Collection entries:

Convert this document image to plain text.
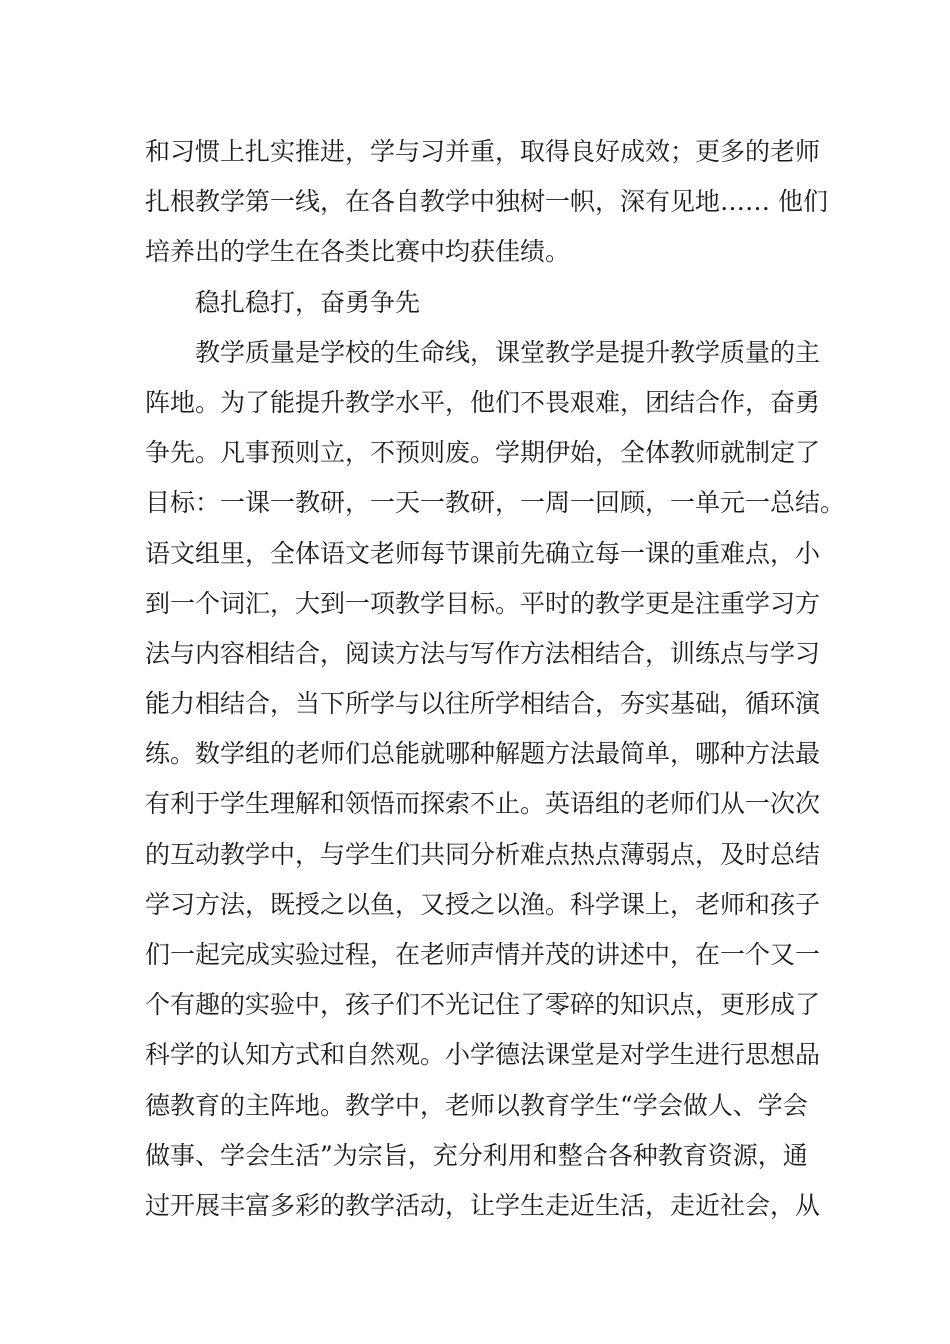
和习惯上扎实推进，学与习并重，取得良好成效；更多的老师
扎根教学第一线，在各自教学中独树一帜，深有见地…… 他们
培养出的学生在各类比赛中均获佳绩。
稳扎稳打，奋勇争先
教学质量是学校的生命线，课堂教学是提升教学质量的主
阵地。为了能提升教学水平，他们不畏艰难，团结合作，奋勇
争先。凡事预则立，不预则废。学期伊始，全体教师就制定了
目标：一课一教研，一天一教研，一周一回顾，一单元一总结。
语文组里，全体语文老师每节课前先确立每一课的重难点，小
到一个词汇，大到一项教学目标。平时的教学更是注重学习方
法与内容相结合，阅读方法与写作方法相结合，训练点与学习
能力相结合，当下所学与以往所学相结合，夯实基础，循环演
练。数学组的老师们总能就哪种解题方法最简单，哪种方法最
有利于学生理解和领悟而探索不止。英语组的老师们从一次次
的互动教学中，与学生们共同分析难点热点薄弱点，及时总结
学习方法，既授之以鱼，又授之以渔。科学课上，老师和孩子
们一起完成实验过程，在老师声情并茂的讲述中，在一个又一
个有趣的实验中，孩子们不光记住了零碎的知识点，更形成了
科学的认知方式和自然观。小学德法课堂是对学生进行思想品
德教育的主阵地。教学中，老师以教育学生“学会做人、学会
做事、学会生活”为宗旨，充分利用和整合各种教育资源，通
过开展丰富多彩的教学活动，让学生走近生活，走近社会，从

§ The task
Leave out the pictures and reproduce the rest of the listing exactly.

§ Written answer
Convert this document image to plain text.
和习惯上扎实推进，学与习并重，取得良好成效；更多的老师
扎根教学第一线，在各自教学中独树一帜，深有见地…… 他们
培养出的学生在各类比赛中均获佳绩。
稳扎稳打，奋勇争先
教学质量是学校的生命线，课堂教学是提升教学质量的主
阵地。为了能提升教学水平，他们不畏艰难，团结合作，奋勇
争先。凡事预则立，不预则废。学期伊始，全体教师就制定了
目标：一课一教研，一天一教研，一周一回顾，一单元一总结。
语文组里，全体语文老师每节课前先确立每一课的重难点，小
到一个词汇，大到一项教学目标。平时的教学更是注重学习方
法与内容相结合，阅读方法与写作方法相结合，训练点与学习
能力相结合，当下所学与以往所学相结合，夯实基础，循环演
练。数学组的老师们总能就哪种解题方法最简单，哪种方法最
有利于学生理解和领悟而探索不止。英语组的老师们从一次次
的互动教学中，与学生们共同分析难点热点薄弱点，及时总结
学习方法，既授之以鱼，又授之以渔。科学课上，老师和孩子
们一起完成实验过程，在老师声情并茂的讲述中，在一个又一
个有趣的实验中，孩子们不光记住了零碎的知识点，更形成了
科学的认知方式和自然观。小学德法课堂是对学生进行思想品
德教育的主阵地。教学中，老师以教育学生“学会做人、学会
做事、学会生活”为宗旨，充分利用和整合各种教育资源，通
过开展丰富多彩的教学活动，让学生走近生活，走近社会，从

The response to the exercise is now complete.